Extracted data entries
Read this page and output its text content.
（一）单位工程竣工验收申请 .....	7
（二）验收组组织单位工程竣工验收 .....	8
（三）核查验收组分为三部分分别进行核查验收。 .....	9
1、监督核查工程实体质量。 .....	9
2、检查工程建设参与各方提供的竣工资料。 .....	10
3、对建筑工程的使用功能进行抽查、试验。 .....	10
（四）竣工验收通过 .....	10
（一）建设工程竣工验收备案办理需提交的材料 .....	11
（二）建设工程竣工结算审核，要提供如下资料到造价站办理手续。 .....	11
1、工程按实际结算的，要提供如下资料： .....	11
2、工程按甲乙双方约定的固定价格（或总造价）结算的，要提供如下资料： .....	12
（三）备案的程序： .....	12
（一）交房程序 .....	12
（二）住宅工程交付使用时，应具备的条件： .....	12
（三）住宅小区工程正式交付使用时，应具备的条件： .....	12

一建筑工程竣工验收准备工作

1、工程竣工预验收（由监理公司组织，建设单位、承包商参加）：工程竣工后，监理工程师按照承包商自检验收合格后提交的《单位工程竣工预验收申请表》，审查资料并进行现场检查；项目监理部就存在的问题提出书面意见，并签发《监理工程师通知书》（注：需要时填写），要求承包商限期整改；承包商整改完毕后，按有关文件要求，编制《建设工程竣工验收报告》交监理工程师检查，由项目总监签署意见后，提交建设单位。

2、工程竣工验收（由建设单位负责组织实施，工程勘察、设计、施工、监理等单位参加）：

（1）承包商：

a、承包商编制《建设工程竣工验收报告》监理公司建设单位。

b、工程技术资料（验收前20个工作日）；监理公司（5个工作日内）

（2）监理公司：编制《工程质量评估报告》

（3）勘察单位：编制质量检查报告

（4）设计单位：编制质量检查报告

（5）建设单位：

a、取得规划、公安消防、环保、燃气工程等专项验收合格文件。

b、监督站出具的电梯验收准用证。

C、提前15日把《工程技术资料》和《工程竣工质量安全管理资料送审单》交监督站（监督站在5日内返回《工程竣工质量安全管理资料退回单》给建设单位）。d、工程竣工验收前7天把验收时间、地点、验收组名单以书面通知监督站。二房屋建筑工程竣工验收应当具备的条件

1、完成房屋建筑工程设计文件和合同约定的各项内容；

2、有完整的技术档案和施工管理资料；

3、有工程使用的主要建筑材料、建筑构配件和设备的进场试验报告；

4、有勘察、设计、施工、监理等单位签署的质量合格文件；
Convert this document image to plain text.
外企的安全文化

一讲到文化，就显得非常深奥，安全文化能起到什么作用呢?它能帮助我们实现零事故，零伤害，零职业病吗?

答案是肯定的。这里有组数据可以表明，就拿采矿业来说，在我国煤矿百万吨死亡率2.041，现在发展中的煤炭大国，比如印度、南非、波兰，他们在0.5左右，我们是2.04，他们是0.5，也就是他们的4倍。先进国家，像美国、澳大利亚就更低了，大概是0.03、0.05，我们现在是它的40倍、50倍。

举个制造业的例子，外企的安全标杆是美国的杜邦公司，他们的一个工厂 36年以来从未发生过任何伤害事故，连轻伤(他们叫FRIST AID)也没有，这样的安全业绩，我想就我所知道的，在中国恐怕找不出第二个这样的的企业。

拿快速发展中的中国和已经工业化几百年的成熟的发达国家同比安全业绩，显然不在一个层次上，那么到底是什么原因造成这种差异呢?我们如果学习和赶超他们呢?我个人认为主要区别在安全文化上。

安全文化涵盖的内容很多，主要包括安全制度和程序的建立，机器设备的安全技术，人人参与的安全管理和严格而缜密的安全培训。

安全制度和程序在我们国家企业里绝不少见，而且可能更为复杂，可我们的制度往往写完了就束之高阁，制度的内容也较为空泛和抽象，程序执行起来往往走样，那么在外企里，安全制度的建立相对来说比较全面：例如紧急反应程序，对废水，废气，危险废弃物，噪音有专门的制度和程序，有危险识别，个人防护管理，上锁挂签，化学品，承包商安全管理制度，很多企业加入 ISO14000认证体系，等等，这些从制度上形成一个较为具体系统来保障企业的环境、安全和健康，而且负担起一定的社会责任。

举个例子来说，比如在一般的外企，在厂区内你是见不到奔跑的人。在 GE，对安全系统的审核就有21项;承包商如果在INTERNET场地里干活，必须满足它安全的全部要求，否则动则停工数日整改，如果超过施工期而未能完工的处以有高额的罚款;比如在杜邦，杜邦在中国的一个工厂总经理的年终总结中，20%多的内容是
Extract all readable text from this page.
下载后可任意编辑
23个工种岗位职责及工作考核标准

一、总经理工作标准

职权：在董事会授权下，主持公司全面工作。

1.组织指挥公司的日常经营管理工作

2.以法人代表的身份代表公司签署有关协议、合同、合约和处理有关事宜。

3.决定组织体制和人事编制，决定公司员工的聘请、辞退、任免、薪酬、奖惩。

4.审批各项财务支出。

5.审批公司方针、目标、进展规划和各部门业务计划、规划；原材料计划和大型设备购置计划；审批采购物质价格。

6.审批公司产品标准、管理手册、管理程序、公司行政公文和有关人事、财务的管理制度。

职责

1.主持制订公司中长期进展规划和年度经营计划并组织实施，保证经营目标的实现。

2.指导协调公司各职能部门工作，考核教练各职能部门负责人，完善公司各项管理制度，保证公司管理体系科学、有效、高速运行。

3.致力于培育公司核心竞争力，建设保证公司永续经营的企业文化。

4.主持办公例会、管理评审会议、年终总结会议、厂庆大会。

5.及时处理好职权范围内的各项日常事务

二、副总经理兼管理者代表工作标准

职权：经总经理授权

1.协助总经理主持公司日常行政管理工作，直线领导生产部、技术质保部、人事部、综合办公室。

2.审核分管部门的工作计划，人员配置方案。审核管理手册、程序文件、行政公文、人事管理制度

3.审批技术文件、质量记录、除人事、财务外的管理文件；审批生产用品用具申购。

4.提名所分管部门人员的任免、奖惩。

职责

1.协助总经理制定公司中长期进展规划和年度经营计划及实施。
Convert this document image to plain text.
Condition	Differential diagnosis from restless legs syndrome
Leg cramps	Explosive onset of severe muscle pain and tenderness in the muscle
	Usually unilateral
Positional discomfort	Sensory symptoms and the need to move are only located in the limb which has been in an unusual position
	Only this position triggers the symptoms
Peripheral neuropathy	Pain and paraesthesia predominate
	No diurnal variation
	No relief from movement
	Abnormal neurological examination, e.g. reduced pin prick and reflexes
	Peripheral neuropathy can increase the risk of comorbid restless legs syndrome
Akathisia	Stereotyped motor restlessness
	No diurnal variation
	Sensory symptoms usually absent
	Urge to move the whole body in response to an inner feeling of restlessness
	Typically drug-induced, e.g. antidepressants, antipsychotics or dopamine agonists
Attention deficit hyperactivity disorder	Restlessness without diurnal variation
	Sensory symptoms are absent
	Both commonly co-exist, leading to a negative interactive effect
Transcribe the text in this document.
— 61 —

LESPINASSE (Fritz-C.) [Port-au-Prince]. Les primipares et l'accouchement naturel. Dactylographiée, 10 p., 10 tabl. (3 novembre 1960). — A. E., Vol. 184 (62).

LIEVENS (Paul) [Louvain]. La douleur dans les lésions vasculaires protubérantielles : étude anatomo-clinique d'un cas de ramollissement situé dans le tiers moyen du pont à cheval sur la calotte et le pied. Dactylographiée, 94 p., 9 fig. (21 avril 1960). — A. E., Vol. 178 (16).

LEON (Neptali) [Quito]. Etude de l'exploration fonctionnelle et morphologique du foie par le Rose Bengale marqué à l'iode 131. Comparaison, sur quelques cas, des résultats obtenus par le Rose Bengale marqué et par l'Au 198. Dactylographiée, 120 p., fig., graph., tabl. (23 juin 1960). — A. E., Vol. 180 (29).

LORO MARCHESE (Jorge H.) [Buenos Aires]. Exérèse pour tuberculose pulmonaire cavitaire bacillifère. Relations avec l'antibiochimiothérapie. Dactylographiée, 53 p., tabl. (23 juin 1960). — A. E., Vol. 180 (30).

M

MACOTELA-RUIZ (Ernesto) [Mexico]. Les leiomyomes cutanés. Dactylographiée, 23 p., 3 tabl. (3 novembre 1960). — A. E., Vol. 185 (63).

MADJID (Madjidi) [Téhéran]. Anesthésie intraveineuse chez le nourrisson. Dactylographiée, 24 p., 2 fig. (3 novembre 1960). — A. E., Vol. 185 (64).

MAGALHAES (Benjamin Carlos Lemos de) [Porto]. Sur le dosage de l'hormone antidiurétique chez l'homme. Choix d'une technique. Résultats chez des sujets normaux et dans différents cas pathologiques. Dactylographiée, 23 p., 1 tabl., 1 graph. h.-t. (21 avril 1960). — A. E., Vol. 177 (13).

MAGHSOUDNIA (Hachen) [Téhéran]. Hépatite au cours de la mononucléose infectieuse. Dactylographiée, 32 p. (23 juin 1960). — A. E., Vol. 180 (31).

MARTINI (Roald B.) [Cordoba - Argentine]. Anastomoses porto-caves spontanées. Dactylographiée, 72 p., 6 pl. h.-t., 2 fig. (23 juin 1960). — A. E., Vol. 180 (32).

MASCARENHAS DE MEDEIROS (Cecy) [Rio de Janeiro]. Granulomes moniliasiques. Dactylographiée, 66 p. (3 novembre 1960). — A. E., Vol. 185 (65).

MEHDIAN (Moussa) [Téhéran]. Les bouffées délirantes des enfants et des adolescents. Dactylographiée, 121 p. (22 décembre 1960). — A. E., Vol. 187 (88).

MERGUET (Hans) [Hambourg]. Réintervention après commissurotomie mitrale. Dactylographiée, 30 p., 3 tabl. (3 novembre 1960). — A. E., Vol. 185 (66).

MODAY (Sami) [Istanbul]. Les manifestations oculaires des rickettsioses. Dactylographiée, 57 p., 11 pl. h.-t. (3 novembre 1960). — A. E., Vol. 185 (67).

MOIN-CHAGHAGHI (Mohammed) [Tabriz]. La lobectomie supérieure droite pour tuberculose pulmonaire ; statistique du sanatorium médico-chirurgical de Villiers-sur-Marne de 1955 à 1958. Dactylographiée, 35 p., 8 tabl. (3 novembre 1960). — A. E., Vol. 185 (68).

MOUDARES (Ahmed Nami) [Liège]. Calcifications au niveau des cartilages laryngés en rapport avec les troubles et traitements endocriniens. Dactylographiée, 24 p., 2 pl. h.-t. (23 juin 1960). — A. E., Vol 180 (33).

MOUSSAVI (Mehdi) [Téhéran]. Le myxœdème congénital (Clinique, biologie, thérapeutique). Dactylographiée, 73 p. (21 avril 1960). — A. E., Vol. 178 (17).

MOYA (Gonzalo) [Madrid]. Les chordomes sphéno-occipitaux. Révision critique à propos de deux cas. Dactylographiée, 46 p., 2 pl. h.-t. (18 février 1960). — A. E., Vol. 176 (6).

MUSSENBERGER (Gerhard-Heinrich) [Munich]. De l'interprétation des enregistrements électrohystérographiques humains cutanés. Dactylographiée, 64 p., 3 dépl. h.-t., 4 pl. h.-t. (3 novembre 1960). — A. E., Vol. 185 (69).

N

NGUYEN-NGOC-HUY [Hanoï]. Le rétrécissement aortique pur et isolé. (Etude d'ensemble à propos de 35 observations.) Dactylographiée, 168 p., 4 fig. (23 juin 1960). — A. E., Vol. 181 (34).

SHORT EXERCISE> Find each line holding "from". Copy it out.

ANSWER TO THIS TASK>
Extract all readable text from this page.
Condition	Differential diagnosis from restless legs syndrome
	No relief from movement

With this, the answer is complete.